* What is needed *
All the data should come back exactly as it was given.

(Dataset records)

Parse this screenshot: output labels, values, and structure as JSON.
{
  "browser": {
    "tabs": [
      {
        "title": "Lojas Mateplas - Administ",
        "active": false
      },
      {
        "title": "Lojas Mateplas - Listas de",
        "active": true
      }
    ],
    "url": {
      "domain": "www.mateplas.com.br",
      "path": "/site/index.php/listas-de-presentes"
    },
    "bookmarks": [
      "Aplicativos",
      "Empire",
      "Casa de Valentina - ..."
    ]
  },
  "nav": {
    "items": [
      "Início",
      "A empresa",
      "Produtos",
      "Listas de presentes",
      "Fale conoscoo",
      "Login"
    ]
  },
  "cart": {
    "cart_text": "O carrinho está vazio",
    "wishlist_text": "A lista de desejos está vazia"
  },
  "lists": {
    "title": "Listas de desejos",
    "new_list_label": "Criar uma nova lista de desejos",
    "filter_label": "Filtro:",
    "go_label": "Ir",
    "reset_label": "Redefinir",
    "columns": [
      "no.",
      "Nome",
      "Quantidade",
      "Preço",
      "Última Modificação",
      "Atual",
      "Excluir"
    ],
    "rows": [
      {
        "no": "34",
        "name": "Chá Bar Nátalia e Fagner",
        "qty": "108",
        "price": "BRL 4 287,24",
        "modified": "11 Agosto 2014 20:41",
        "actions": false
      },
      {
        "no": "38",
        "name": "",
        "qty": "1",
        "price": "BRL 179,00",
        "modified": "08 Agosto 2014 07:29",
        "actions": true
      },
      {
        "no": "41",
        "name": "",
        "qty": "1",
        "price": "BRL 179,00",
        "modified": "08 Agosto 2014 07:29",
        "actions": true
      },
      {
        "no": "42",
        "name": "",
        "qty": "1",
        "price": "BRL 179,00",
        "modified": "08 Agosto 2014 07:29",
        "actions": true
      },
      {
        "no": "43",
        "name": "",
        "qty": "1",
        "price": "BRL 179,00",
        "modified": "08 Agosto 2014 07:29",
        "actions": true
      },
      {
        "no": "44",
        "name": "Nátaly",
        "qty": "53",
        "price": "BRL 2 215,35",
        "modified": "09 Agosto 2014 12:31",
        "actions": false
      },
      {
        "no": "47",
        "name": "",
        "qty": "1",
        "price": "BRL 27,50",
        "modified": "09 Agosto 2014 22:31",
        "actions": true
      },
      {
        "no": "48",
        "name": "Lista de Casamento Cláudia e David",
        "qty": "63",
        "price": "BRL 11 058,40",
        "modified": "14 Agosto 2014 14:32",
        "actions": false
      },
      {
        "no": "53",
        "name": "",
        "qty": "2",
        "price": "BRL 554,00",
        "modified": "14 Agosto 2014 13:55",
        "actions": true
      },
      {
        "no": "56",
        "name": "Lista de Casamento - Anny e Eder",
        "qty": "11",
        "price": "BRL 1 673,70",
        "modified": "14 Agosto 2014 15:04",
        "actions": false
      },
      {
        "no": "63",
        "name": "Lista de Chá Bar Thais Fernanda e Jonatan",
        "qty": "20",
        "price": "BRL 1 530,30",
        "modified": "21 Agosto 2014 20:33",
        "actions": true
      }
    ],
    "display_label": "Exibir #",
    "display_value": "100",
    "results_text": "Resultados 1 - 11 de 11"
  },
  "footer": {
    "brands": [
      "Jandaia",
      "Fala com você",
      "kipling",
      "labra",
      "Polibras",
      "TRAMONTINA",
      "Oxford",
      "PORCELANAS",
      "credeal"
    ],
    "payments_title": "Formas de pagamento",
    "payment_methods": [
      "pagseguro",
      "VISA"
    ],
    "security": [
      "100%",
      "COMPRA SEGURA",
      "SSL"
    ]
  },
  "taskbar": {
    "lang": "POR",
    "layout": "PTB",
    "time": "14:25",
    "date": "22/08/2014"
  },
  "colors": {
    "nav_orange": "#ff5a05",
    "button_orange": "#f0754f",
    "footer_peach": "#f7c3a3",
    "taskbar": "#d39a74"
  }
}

* Expected answer *
Parse this screenshot: output labels, values, and structure as JSON.
{
  "browser": {
    "tabs": [
      {
        "title": "Lojas Mateplas - Administ",
        "active": false
      },
      {
        "title": "Lojas Mateplas - Listas de",
        "active": true
      }
    ],
    "url": {
      "domain": "www.mateplas.com.br",
      "path": "/site/index.php/listas-de-presentes"
    },
    "bookmarks": [
      "Aplicativos",
      "Empire",
      "Casa de Valentina - ..."
    ]
  },
  "nav": {
    "items": [
      "Início",
      "A empresa",
      "Produtos",
      "Listas de presentes",
      "Fale conoscoo",
      "Login"
    ]
  },
  "cart": {
    "cart_text": "O carrinho está vazio",
    "wishlist_text": "A lista de desejos está vazia"
  },
  "lists": {
    "title": "Listas de desejos",
    "new_list_label": "Criar uma nova lista de desejos",
    "filter_label": "Filtro:",
    "go_label": "Ir",
    "reset_label": "Redefinir",
    "columns": [
      "no.",
      "Nome",
      "Quantidade",
      "Preço",
      "Última Modificação",
      "Atual",
      "Excluir"
    ],
    "rows": [
      {
        "no": "34",
        "name": "Chá Bar Nátalia e Fagner",
        "qty": "108",
        "price": "BRL 4 287,24",
        "modified": "11 Agosto 2014 20:41",
        "actions": false
      },
      {
        "no": "38",
        "name": "",
        "qty": "1",
        "price": "BRL 179,00",
        "modified": "08 Agosto 2014 07:29",
        "actions": true
      },
      {
        "no": "41",
        "name": "",
        "qty": "1",
        "price": "BRL 179,00",
        "modified": "08 Agosto 2014 07:29",
        "actions": true
      },
      {
        "no": "42",
        "name": "",
        "qty": "1",
        "price": "BRL 179,00",
        "modified": "08 Agosto 2014 07:29",
        "actions": true
      },
      {
        "no": "43",
        "name": "",
        "qty": "1",
        "price": "BRL 179,00",
        "modified": "08 Agosto 2014 07:29",
        "actions": true
      },
      {
        "no": "44",
        "name": "Nátaly",
        "qty": "53",
        "price": "BRL 2 215,35",
        "modified": "09 Agosto 2014 12:31",
        "actions": false
      },
      {
        "no": "47",
        "name": "",
        "qty": "1",
        "price": "BRL 27,50",
        "modified": "09 Agosto 2014 22:31",
        "actions": true
      },
      {
        "no": "48",
        "name": "Lista de Casamento Cláudia e David",
        "qty": "63",
        "price": "BRL 11 058,40",
        "modified": "14 Agosto 2014 14:32",
        "actions": false
      },
      {
        "no": "53",
        "name": "",
        "qty": "2",
        "price": "BRL 554,00",
        "modified": "14 Agosto 2014 13:55",
        "actions": true
      },
      {
        "no": "56",
        "name": "Lista de Casamento - Anny e Eder",
        "qty": "11",
        "price": "BRL 1 673,70",
        "modified": "14 Agosto 2014 15:04",
        "actions": false
      },
      {
        "no": "63",
        "name": "Lista de Chá Bar Thais Fernanda e Jonatan",
        "qty": "20",
        "price": "BRL 1 530,30",
        "modified": "21 Agosto 2014 20:33",
        "actions": true
      }
    ],
    "display_label": "Exibir #",
    "display_value": "100",
    "results_text": "Resultados 1 - 11 de 11"
  },
  "footer": {
    "brands": [
      "Jandaia",
      "Fala com você",
      "kipling",
      "labra",
      "Polibras",
      "TRAMONTINA",
      "Oxford",
      "PORCELANAS",
      "credeal"
    ],
    "payments_title": "Formas de pagamento",
    "payment_methods": [
      "pagseguro",
      "VISA"
    ],
    "security": [
      "100%",
      "COMPRA SEGURA",
      "SSL"
    ]
  },
  "taskbar": {
    "lang": "POR",
    "layout": "PTB",
    "time": "14:25",
    "date": "22/08/2014"
  },
  "colors": {
    "nav_orange": "#ff5a05",
    "button_orange": "#f0754f",
    "footer_peach": "#f7c3a3",
    "taskbar": "#d39a74"
  }
}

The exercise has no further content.